- **Given task**
Look through the listing for the word "conforme". Copy each line that has it.

━━ Records provided ━━

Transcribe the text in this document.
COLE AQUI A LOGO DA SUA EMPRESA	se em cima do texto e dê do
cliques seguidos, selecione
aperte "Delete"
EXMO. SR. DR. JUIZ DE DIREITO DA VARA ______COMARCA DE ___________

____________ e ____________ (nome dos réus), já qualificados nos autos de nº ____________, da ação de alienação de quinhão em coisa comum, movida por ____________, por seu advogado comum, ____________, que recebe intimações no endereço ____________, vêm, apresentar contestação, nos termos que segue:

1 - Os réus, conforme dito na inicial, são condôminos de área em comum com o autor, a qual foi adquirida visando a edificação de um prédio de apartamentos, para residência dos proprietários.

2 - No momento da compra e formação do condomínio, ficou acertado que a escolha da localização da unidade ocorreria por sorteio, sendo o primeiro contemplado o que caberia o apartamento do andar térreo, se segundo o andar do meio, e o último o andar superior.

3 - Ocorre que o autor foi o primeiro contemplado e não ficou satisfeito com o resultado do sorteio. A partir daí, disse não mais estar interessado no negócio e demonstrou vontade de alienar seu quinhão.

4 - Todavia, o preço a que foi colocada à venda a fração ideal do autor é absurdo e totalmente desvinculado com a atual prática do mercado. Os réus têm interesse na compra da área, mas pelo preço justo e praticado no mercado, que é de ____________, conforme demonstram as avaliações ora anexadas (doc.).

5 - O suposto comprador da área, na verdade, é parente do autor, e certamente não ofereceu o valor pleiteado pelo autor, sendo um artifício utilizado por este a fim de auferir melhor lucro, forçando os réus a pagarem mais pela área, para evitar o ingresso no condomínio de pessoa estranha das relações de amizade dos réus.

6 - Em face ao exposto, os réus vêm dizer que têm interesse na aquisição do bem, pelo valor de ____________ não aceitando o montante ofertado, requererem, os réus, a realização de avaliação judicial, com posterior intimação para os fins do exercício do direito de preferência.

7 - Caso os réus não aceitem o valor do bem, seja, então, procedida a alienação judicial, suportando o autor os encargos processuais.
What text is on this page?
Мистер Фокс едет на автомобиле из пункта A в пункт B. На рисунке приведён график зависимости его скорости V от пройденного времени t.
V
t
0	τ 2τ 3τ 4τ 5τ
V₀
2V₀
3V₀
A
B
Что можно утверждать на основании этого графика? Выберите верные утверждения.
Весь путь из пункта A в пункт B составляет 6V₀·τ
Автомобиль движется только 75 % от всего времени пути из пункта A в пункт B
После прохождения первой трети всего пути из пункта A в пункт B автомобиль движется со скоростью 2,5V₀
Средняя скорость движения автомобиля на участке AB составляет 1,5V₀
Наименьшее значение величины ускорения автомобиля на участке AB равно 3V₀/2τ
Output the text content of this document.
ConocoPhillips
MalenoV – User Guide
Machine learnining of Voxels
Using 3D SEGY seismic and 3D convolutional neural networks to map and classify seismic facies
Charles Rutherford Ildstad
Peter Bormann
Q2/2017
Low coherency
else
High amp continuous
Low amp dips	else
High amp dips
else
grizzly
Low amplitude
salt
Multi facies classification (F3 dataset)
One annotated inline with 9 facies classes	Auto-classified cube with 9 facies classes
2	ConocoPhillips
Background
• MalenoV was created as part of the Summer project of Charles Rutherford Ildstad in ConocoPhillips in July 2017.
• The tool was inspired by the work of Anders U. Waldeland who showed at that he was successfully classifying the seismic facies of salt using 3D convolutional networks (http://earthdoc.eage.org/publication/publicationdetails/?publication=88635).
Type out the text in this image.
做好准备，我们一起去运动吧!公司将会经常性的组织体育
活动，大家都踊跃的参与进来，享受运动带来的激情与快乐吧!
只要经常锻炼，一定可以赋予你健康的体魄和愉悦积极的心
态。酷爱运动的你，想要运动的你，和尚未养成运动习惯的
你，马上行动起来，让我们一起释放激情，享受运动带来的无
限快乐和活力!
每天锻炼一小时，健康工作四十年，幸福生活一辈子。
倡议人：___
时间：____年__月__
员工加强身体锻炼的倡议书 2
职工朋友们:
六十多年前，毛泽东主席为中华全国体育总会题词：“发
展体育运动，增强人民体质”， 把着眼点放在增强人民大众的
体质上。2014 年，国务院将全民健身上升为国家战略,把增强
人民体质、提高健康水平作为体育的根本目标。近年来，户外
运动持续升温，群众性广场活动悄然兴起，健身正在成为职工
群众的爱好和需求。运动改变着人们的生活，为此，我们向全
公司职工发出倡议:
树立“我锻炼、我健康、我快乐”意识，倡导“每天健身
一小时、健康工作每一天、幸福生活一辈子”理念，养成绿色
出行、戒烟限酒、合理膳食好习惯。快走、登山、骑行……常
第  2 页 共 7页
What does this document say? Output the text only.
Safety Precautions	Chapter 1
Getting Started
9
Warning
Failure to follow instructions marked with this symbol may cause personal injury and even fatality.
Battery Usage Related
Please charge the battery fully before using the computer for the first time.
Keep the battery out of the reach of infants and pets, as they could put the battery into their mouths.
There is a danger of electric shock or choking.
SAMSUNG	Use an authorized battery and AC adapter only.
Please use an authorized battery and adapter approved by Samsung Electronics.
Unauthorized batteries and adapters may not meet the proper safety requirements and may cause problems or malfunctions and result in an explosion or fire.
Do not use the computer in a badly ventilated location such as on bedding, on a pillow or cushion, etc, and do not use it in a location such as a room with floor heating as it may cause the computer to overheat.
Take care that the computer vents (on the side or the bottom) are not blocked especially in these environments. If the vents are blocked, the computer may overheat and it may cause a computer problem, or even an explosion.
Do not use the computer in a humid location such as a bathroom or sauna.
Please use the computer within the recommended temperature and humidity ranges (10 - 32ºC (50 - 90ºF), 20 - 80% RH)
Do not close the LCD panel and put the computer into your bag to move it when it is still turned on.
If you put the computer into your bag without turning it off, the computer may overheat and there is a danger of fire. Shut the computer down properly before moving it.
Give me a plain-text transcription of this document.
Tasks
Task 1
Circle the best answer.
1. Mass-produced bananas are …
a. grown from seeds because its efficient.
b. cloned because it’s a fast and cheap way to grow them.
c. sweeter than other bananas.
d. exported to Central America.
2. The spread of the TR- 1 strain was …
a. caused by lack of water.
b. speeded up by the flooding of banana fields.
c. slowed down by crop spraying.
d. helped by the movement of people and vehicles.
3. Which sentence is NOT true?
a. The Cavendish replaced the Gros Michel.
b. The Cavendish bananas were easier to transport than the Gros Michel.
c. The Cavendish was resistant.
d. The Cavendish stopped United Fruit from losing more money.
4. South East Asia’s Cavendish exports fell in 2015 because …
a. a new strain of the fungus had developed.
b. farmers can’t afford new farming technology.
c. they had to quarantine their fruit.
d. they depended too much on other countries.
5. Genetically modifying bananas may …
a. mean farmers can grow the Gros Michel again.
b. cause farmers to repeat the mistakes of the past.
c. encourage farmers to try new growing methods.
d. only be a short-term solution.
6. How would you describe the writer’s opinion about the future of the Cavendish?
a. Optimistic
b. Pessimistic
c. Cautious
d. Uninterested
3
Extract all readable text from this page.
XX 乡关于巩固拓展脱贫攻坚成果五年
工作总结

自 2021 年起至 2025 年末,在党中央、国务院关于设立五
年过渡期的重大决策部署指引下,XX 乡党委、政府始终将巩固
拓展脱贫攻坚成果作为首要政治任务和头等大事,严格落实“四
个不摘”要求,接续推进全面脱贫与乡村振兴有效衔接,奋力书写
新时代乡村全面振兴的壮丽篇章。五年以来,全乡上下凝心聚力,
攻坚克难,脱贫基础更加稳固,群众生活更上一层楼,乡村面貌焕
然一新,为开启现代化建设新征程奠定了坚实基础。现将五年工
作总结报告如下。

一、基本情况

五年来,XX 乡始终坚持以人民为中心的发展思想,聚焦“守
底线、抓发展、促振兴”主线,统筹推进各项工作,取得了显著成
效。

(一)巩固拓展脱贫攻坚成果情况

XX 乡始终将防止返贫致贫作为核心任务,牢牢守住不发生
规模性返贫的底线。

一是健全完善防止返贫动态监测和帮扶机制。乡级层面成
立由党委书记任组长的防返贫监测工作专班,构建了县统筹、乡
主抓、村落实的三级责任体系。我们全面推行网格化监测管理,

━━━

- **Response below**
1 - Os réus, conforme dito na inicial, são condôminos de área em comum com o autor, a qual foi adquirida visando a edificação de um prédio de apartamentos, para residência dos proprietários.
4 - Todavia, o preço a que foi colocada à venda a fração ideal do autor é absurdo e totalmente desvinculado com a atual prática do mercado. Os réus têm interesse na compra da área, mas pelo preço justo e praticado no mercado, que é de ____________, conforme demonstram as avaliações ora anexadas (doc.).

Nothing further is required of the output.